* **Exercise data**
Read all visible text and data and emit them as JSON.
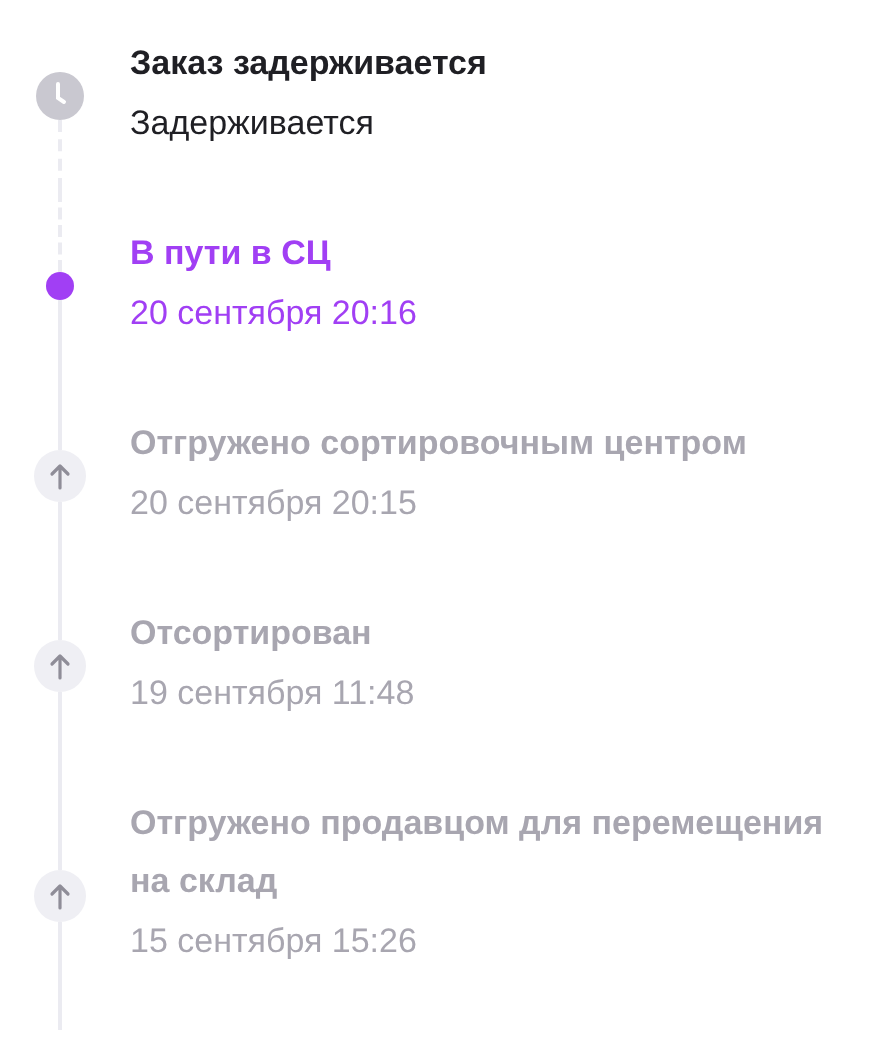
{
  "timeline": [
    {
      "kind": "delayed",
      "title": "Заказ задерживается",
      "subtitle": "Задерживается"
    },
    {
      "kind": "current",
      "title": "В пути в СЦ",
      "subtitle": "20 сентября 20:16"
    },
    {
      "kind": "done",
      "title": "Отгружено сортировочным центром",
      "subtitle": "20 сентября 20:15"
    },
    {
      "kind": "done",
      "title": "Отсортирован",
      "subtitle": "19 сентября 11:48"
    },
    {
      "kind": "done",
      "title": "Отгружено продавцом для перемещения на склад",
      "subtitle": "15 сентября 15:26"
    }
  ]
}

* **Aim of the exercise**
Leave the pictures out and print the records above exactly as they stand.

* **Problem solution**
Read all visible text and data and emit them as JSON.
{
  "timeline": [
    {
      "kind": "delayed",
      "title": "Заказ задерживается",
      "subtitle": "Задерживается"
    },
    {
      "kind": "current",
      "title": "В пути в СЦ",
      "subtitle": "20 сентября 20:16"
    },
    {
      "kind": "done",
      "title": "Отгружено сортировочным центром",
      "subtitle": "20 сентября 20:15"
    },
    {
      "kind": "done",
      "title": "Отсортирован",
      "subtitle": "19 сентября 11:48"
    },
    {
      "kind": "done",
      "title": "Отгружено продавцом для перемещения на склад",
      "subtitle": "15 сентября 15:26"
    }
  ]
}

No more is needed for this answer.